Stored records:
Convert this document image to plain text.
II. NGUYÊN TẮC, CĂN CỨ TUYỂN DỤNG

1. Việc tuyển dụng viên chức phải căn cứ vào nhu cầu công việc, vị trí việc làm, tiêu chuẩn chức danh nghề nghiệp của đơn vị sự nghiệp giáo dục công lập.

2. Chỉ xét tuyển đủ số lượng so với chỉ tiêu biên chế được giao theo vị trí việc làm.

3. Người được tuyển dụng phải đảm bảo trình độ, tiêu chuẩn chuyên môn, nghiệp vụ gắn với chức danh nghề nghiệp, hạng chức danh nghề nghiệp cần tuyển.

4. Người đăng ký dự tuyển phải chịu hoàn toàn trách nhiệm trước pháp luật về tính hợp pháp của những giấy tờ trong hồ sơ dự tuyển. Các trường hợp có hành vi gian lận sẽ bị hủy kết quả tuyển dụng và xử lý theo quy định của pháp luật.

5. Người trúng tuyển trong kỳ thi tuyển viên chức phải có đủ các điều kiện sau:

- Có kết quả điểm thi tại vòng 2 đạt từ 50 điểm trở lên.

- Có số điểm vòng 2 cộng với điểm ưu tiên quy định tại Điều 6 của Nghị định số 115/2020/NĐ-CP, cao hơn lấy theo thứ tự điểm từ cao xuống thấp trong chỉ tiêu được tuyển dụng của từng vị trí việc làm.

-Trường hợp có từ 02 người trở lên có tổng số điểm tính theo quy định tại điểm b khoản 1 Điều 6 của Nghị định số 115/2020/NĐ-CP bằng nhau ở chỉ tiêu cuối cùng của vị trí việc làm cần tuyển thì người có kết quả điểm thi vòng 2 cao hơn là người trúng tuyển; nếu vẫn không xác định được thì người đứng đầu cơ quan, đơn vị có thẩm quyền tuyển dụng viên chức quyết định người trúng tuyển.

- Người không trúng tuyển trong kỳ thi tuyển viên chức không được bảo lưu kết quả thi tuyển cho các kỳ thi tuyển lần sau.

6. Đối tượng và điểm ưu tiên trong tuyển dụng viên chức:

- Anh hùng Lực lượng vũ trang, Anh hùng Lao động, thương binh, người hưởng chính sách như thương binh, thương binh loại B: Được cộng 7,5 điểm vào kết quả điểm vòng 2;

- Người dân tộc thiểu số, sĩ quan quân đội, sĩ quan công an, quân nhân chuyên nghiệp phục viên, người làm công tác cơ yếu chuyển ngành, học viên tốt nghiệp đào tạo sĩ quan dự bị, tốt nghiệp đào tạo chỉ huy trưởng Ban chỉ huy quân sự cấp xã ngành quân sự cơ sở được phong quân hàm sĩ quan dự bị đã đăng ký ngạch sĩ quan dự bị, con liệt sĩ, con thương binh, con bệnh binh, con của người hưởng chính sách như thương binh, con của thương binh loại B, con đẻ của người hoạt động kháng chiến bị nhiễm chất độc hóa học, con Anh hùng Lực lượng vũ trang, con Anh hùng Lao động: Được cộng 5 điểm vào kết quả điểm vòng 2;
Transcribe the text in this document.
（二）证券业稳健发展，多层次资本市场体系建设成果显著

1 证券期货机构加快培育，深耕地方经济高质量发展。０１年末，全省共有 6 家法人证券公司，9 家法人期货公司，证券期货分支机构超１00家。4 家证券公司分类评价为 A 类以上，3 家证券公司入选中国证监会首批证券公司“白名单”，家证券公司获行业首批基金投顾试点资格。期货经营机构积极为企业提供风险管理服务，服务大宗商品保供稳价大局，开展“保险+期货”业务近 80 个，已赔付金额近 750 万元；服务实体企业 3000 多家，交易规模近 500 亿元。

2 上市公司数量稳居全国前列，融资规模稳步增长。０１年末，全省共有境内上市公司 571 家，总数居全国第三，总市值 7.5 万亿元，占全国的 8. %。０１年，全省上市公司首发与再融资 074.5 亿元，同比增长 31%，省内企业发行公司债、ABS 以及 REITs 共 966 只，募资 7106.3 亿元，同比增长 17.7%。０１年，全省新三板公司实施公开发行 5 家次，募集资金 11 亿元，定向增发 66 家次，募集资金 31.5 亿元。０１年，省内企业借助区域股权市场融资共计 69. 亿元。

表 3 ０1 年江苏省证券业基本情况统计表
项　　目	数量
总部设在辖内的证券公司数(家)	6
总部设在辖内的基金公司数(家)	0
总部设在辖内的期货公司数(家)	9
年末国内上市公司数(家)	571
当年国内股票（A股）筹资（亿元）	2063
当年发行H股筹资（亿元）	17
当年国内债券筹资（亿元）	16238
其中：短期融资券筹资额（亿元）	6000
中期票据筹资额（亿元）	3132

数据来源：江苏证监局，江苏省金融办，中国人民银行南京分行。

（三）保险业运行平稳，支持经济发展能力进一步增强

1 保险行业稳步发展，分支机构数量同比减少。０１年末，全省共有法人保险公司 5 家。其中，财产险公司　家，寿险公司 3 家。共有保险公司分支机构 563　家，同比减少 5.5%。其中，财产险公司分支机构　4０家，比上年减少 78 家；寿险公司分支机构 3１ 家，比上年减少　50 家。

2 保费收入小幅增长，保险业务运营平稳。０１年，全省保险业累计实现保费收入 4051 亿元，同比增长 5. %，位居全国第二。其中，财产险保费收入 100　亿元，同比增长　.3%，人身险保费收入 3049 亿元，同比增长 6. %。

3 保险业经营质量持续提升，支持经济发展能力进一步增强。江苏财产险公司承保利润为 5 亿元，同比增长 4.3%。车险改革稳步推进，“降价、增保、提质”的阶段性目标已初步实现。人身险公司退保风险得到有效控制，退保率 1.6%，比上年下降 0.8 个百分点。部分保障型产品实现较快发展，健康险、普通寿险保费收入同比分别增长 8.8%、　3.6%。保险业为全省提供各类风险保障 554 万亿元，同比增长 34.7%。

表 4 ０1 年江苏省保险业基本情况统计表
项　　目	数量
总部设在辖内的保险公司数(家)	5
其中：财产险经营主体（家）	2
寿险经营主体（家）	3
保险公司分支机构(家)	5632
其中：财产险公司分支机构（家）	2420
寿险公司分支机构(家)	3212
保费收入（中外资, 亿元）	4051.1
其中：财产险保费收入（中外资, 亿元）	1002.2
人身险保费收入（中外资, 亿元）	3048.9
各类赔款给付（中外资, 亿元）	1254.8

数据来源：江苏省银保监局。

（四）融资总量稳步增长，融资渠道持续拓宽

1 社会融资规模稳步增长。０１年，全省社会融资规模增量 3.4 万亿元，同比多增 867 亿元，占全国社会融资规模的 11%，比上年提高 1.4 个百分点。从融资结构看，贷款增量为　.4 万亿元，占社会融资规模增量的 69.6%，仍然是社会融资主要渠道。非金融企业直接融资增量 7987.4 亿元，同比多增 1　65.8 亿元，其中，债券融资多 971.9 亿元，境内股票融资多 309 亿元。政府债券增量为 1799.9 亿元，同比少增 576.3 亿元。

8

_Exercise aim_:
Show each line holding the word "document".

_Solution_:
Convert this document image to plain text.
Transcribe the text in this document.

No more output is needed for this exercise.